*TEKSTFRAGMENT:*
▼

Politieke duidelijkheid. Het huidige belastingsysteem wordt gekenmerkt door een eeuwigdurende politieke belangenoorlog, waarbij laagverdieners continu pleiten voor meer progressie en veelverdieners voor minder progressie en meer aftrekposten. Een vlaktaks zou zorgen voor een mooi compromis tussen beide groepen. Linkse mensen worden tegemoetgekomen doordat de vlaktaks nog steeds nivellerend is en rechtse mensen worden tegemoetgekomen doordat de vlaktaks ten minste zorgt dat de relatieve inkomensverhoudingen hetzelfde blijven (iemand die bruto twee keer zoveel verdient, verdient ook netto twee keer zoveel).

De poging om met progressieve belasting de rijken meer te laten betalen heeft waarschijnlijk toch weinig zin, omdat er nu eenmaal minder rijken zijn dan armen. Dus zelfs een hoog tarief voor rijken zal voor weinig extra belastinginkomsten zorgen, terwijl de schadelijke economische effecten wel eens zo groot zouden kunnen zijn dat rijk en arm er allebei alleen maar op achteruitgaan. Ook is het niet evident dat de rijken hun hogere belastingtarieven zelf betalen. Waarschijnlijk verdienen artsen en managers mede heel hoge brutosalarissen om hun netto-inkomens op een concurrerend niveau te houden. Voor een deel is het dus de doorsnee consument die de belastingen van de rijken betaalt in de vorm van hogere prijzen. In de economie wordt dit verschijnsel overheveling genoemd. Volgens berekeningen van de Nobelprijswinnaar in de economie (1996) James Mirrlees is de economisch optimale belasting een vlaktaks van maximaal 20 procent.

▲

*OVERZICHT GEGEVENS:*

▼

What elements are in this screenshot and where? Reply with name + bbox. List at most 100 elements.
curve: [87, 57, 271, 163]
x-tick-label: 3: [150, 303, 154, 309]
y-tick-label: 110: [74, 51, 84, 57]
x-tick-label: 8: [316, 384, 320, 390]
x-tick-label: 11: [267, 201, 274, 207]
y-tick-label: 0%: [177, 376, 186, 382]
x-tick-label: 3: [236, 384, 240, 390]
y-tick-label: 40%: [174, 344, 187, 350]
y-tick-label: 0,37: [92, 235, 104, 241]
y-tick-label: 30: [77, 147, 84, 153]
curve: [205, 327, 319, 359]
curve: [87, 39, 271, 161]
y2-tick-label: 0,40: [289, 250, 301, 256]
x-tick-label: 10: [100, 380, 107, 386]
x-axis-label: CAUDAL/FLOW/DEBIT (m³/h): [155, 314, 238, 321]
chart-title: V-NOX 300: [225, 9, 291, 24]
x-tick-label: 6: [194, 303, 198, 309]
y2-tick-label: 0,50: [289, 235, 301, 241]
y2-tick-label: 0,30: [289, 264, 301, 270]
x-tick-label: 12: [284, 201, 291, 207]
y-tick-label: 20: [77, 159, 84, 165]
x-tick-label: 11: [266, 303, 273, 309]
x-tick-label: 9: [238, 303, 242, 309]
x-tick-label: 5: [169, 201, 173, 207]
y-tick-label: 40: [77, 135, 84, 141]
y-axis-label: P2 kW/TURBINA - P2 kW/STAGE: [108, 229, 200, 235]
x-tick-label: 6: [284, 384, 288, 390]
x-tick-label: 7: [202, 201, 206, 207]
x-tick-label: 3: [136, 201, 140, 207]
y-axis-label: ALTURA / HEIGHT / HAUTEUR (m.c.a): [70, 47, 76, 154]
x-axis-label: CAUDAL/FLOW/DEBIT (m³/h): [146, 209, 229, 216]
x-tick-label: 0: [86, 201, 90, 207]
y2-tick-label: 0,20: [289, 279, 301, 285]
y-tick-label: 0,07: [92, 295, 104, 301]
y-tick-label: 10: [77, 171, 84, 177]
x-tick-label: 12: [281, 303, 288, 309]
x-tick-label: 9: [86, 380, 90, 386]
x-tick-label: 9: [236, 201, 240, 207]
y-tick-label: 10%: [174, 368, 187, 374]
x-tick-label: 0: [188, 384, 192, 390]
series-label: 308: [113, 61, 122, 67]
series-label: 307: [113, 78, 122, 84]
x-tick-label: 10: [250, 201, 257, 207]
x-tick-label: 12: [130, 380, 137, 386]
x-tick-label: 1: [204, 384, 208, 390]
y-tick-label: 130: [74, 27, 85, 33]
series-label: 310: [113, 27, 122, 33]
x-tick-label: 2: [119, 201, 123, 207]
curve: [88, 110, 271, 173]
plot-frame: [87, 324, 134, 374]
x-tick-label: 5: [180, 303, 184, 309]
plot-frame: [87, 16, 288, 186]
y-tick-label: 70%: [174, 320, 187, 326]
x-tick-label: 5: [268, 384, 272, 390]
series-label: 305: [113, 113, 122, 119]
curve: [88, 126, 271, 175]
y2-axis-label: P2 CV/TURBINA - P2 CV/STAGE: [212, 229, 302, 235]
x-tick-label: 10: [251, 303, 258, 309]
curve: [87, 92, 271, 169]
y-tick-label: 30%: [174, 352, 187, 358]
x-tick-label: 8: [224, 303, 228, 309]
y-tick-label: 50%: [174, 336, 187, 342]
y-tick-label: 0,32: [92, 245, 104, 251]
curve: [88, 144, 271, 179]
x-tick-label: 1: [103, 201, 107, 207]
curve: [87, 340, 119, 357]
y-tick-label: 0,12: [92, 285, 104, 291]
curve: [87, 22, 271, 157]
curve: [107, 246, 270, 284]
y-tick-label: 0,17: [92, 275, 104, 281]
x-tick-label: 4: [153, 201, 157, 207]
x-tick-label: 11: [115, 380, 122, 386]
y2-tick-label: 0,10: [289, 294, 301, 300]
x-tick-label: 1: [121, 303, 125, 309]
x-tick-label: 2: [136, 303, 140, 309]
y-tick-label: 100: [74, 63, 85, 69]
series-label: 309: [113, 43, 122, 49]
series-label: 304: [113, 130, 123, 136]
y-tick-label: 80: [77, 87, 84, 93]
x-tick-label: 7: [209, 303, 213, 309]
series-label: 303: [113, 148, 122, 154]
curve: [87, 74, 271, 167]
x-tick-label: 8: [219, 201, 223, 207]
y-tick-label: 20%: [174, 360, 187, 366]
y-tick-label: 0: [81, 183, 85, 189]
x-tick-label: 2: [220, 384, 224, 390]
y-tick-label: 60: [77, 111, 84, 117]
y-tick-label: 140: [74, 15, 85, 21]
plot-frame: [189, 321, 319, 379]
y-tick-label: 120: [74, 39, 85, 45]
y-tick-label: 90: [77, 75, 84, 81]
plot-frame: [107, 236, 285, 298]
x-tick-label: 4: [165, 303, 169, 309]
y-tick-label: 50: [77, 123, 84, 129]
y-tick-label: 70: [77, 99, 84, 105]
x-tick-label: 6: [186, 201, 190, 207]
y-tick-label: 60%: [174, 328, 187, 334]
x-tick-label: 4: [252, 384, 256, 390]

▲

*UW OPDRACHT:*
Beantwoord de onderstaande vragen aan de hand van het tekstfragment over de vlaktaks.
1. Waarvoor pleiten veelverdieners in het huidige belastingsysteem?
2. Hoe heet in de economie het verschijnsel dat de doorsnee consument via hogere prijzen de belastingen van de rijken betaalt?
3. Welke belasting is volgens de berekeningen van James Mirrlees economisch optimaal?

*UITKOMST OPDRACHT:*
1. Voor minder progressie en meer aftrekposten.
2. Overheveling.
3. Een vlaktaks van maximaal 20 procent.